Lines of data:
__________

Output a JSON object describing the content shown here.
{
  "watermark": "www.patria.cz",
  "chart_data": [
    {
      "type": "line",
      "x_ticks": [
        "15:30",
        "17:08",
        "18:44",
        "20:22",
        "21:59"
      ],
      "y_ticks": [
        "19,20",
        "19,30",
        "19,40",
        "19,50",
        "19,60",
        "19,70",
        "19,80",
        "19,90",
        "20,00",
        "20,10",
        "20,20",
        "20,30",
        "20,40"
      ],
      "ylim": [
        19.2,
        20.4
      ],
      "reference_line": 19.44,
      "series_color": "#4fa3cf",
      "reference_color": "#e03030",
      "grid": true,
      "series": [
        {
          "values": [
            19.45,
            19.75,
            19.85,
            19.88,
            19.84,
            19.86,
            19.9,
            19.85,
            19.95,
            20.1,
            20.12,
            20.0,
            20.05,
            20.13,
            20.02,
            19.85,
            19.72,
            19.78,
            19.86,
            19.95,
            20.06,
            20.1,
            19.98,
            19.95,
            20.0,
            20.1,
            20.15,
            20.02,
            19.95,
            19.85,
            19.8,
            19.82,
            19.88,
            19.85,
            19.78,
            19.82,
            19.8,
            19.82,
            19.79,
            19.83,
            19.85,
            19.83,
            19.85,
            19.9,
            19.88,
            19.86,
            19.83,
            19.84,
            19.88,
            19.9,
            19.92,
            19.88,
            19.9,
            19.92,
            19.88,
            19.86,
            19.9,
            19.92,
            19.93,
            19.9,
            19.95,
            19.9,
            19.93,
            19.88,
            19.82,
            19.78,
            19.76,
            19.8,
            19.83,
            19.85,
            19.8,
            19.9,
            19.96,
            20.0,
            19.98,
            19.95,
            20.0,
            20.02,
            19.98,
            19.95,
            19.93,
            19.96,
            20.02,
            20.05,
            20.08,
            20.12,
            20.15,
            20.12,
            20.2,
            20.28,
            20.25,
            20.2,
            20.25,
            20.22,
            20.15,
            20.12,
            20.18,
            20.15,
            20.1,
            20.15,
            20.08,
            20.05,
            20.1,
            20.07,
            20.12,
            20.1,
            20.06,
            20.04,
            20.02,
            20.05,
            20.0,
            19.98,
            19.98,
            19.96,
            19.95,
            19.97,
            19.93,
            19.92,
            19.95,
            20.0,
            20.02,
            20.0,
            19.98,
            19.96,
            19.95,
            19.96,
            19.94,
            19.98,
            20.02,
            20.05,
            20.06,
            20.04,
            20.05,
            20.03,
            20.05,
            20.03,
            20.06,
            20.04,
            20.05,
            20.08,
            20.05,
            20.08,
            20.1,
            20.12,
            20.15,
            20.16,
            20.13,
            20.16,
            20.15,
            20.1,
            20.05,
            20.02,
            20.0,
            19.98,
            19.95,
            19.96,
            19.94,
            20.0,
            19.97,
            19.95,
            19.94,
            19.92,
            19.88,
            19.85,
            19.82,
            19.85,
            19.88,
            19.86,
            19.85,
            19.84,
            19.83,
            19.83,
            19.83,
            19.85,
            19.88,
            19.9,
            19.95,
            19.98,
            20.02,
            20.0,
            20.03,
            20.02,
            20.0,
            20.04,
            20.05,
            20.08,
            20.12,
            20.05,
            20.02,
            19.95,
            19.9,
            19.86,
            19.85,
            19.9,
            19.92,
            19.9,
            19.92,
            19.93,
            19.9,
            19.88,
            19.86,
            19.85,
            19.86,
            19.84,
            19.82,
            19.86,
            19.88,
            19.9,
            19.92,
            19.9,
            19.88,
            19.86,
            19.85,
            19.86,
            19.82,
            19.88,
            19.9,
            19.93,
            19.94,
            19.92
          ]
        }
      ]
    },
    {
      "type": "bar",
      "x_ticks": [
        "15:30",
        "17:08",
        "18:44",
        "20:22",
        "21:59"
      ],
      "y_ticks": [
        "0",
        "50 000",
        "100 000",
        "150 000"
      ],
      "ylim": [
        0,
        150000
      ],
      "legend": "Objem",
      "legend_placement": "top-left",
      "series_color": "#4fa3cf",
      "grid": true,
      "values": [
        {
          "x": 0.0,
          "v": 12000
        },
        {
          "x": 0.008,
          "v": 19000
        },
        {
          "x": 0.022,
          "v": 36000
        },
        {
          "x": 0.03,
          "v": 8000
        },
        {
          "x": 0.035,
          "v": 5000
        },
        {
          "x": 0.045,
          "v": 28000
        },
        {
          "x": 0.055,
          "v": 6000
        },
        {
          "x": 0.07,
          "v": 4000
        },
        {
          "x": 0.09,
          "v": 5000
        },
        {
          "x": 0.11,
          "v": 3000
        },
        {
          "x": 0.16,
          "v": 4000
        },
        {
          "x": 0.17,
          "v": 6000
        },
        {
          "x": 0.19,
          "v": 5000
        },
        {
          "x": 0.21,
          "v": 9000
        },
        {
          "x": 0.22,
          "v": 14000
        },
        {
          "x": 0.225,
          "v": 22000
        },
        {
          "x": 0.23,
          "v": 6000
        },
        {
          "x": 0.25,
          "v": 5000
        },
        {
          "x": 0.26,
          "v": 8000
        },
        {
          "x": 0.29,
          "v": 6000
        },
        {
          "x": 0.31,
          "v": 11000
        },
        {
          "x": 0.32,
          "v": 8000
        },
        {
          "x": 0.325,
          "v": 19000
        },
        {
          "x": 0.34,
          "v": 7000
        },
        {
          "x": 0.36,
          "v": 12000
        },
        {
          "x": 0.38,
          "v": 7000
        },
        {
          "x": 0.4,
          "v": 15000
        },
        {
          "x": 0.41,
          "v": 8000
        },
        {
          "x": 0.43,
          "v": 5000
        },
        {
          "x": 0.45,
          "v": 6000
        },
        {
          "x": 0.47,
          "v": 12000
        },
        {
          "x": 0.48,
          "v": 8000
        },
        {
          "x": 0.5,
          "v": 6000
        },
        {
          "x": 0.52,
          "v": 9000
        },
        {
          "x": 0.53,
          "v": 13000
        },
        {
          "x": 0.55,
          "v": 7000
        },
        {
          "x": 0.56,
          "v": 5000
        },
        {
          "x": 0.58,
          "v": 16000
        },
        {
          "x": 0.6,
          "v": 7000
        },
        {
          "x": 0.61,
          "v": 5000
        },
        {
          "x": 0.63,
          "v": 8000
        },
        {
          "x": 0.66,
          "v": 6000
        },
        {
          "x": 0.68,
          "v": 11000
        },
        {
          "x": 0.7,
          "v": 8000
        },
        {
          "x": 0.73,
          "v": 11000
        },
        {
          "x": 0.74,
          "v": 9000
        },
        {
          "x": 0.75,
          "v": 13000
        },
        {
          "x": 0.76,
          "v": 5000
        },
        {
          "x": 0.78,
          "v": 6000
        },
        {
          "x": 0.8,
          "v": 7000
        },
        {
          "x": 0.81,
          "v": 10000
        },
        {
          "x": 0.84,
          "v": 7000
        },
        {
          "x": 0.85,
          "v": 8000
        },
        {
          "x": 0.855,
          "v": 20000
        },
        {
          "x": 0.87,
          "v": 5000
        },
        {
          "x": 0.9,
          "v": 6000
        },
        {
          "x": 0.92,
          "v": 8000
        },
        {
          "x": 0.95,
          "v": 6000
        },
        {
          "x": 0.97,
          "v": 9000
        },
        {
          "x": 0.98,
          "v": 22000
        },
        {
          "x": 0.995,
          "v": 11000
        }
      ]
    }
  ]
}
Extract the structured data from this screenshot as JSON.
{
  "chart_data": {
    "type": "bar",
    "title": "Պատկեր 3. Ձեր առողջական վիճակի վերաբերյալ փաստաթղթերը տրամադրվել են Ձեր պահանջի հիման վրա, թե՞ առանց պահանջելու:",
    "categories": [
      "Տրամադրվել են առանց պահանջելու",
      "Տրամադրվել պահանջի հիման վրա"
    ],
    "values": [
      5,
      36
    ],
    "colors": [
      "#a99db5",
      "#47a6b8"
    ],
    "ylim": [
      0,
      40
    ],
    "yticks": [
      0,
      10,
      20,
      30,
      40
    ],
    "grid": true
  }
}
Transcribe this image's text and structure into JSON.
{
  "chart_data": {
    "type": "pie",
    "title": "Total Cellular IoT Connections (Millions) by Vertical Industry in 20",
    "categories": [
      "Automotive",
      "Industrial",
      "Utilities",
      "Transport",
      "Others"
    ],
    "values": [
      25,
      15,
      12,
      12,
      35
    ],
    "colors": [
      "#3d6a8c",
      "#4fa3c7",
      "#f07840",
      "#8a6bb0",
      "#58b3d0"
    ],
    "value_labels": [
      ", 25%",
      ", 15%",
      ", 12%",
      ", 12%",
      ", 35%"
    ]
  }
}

__________

Repeat word for word each line from the one with "Extract the structured" to the end of the records above, inclusive.

▸ **Correct response**:
Extract the structured data from this screenshot as JSON.
{
  "chart_data": {
    "type": "bar",
    "title": "Պատկեր 3. Ձեր առողջական վիճակի վերաբերյալ փաստաթղթերը տրամադրվել են Ձեր պահանջի հիման վրա, թե՞ առանց պահանջելու:",
    "categories": [
      "Տրամադրվել են առանց պահանջելու",
      "Տրամադրվել պահանջի հիման վրա"
    ],
    "values": [
      5,
      36
    ],
    "colors": [
      "#a99db5",
      "#47a6b8"
    ],
    "ylim": [
      0,
      40
    ],
    "yticks": [
      0,
      10,
      20,
      30,
      40
    ],
    "grid": true
  }
}
Transcribe this image's text and structure into JSON.
{
  "chart_data": {
    "type": "pie",
    "title": "Total Cellular IoT Connections (Millions) by Vertical Industry in 20",
    "categories": [
      "Automotive",
      "Industrial",
      "Utilities",
      "Transport",
      "Others"
    ],
    "values": [
      25,
      15,
      12,
      12,
      35
    ],
    "colors": [
      "#3d6a8c",
      "#4fa3c7",
      "#f07840",
      "#8a6bb0",
      "#58b3d0"
    ],
    "value_labels": [
      ", 25%",
      ", 15%",
      ", 12%",
      ", 12%",
      ", 35%"
    ]
  }
}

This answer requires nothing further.